> [Aim] Turn the lines from the start of the records through the line holding "full-trend-label: Full Trend: 2.9", inclusive, into a numbered list, leaving out any blank lines.

****

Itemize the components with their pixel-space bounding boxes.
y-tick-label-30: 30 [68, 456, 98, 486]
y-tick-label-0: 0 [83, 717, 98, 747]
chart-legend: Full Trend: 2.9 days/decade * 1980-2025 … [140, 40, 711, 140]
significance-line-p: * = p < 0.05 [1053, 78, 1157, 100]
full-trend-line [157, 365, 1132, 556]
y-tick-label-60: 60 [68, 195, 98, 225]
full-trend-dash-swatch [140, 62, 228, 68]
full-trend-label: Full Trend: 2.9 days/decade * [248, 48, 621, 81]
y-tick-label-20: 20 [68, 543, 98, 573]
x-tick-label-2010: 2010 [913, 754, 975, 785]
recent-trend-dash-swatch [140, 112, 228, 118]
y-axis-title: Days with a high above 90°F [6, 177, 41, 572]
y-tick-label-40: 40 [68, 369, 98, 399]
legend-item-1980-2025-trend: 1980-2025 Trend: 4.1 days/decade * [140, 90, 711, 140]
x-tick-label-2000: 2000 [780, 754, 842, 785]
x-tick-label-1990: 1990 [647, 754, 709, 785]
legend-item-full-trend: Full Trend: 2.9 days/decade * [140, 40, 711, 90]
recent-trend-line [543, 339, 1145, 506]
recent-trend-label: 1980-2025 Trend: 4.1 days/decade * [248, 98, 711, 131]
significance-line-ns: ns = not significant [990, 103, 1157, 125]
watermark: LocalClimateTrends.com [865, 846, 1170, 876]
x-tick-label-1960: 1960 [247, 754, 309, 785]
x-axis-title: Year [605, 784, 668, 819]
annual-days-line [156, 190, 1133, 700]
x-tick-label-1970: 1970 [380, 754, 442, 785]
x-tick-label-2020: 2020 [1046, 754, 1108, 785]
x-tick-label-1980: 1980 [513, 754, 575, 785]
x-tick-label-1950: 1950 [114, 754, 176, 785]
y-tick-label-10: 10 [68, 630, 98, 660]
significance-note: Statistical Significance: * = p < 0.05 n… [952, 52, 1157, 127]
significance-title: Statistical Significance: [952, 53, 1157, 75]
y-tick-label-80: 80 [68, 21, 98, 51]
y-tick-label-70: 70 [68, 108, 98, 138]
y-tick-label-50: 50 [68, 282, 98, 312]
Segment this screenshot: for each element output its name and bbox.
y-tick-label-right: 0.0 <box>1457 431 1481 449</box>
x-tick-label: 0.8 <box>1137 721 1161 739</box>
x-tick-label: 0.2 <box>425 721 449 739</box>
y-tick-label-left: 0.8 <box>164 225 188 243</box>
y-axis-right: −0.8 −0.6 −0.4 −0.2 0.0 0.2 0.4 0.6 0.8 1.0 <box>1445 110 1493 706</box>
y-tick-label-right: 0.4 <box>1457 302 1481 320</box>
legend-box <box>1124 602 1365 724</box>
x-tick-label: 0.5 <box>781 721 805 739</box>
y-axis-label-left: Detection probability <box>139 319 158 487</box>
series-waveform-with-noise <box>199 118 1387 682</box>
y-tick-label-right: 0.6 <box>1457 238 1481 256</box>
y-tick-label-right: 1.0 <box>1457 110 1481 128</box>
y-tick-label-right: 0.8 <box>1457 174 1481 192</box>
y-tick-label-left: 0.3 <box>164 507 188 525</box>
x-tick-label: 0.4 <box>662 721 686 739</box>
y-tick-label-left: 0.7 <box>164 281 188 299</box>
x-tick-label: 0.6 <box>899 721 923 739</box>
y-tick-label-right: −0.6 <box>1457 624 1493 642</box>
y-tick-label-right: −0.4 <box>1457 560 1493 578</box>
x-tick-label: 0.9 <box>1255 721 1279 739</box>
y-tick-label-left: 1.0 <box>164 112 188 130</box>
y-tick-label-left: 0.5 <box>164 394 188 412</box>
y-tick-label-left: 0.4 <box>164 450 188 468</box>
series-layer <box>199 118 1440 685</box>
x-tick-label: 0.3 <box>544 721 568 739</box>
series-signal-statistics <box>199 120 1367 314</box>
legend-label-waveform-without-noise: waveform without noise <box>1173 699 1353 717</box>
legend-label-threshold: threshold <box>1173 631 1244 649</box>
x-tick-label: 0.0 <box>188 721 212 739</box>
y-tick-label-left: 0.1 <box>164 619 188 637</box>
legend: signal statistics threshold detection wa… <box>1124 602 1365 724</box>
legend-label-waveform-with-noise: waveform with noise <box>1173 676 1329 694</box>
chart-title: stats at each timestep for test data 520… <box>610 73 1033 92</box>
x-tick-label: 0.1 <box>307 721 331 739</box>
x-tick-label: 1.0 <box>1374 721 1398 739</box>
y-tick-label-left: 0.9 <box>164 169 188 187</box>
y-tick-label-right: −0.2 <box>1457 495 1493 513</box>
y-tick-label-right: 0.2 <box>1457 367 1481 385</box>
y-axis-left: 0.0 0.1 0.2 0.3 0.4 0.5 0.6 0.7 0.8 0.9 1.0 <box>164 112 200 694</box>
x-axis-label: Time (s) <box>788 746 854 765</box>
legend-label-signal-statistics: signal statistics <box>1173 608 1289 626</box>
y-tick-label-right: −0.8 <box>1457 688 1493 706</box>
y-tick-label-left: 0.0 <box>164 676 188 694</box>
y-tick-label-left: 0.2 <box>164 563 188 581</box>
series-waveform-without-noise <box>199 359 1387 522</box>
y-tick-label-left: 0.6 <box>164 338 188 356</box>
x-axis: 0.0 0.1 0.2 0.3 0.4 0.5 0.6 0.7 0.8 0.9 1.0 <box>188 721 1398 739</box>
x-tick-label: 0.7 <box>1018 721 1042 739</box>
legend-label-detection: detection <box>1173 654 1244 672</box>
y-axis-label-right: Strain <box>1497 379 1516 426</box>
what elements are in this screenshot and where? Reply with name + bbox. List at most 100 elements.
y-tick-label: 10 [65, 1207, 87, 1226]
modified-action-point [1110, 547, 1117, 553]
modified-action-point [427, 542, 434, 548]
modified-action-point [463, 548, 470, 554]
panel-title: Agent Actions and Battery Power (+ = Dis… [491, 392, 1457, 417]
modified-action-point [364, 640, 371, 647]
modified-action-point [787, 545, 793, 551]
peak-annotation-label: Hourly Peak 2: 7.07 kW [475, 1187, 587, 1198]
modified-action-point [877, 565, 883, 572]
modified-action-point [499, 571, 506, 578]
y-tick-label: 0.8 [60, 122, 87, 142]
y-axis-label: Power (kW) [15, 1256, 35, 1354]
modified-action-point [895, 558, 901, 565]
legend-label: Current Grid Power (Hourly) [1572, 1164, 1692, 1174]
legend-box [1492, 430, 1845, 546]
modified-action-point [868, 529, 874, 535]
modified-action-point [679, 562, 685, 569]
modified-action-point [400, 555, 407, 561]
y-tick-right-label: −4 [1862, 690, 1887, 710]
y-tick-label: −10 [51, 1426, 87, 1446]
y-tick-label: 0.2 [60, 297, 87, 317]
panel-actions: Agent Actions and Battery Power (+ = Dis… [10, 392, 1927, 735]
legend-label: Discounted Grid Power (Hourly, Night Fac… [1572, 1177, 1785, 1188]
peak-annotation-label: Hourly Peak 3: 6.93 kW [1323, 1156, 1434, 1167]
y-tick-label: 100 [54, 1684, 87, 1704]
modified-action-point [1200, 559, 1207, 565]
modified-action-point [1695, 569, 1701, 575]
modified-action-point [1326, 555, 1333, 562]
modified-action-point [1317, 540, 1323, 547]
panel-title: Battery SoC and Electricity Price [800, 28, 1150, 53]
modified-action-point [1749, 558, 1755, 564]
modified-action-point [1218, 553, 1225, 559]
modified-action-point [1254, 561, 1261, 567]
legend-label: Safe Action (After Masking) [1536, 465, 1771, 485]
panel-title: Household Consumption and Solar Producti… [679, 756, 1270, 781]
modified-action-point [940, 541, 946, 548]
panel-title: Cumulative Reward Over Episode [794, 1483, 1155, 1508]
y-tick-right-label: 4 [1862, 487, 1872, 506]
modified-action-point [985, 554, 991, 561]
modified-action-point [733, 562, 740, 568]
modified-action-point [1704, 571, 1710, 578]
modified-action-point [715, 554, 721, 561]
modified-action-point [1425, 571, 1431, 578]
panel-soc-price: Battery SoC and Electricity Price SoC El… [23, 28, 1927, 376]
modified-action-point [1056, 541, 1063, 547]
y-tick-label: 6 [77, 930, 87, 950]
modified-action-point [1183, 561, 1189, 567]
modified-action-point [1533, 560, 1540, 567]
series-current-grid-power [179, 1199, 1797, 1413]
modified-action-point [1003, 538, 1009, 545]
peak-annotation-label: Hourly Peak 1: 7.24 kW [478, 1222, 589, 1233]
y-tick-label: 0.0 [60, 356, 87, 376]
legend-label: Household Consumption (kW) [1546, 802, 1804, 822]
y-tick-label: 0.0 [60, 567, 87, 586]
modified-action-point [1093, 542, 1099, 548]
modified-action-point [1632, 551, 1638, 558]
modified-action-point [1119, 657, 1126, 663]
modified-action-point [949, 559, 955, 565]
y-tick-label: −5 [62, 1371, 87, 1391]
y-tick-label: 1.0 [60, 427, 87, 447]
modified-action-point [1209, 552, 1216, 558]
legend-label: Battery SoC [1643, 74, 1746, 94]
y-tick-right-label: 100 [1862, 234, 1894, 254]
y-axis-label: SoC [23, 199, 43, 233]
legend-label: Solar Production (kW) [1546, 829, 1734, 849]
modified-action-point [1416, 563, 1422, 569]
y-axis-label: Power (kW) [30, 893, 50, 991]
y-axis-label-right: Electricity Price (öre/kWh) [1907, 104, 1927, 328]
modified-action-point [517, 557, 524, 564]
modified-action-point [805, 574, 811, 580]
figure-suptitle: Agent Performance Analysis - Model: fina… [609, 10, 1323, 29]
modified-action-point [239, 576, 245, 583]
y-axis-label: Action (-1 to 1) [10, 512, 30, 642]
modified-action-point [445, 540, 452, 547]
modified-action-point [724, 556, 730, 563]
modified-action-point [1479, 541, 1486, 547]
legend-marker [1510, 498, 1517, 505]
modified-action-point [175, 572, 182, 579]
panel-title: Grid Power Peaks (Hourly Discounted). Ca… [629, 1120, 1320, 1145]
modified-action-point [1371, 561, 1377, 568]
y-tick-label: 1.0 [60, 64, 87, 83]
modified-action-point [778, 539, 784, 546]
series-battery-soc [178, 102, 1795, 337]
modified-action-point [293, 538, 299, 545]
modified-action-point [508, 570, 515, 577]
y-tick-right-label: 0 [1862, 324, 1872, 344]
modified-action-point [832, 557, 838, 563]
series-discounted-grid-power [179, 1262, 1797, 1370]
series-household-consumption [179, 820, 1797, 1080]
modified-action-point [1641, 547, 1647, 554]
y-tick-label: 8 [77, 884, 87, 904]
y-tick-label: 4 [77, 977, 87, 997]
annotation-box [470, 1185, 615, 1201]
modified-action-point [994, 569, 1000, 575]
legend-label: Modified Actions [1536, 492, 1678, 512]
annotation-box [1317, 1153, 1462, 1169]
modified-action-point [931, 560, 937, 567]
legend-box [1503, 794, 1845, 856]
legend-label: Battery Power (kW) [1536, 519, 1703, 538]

****

> [Exercise output]
1. Itemize the components with their pixel-space bounding boxes.
2. y-tick-label-30: 30 [68, 456, 98, 486]
3. y-tick-label-0: 0 [83, 717, 98, 747]
4. chart-legend: Full Trend: 2.9 days/decade * 1980-2025 … [140, 40, 711, 140]
5. significance-line-p: * = p < 0.05 [1053, 78, 1157, 100]
6. full-trend-line [157, 365, 1132, 556]
7. y-tick-label-60: 60 [68, 195, 98, 225]
8. full-trend-dash-swatch [140, 62, 228, 68]
9. full-trend-label: Full Trend: 2.9 days/decade * [248, 48, 621, 81]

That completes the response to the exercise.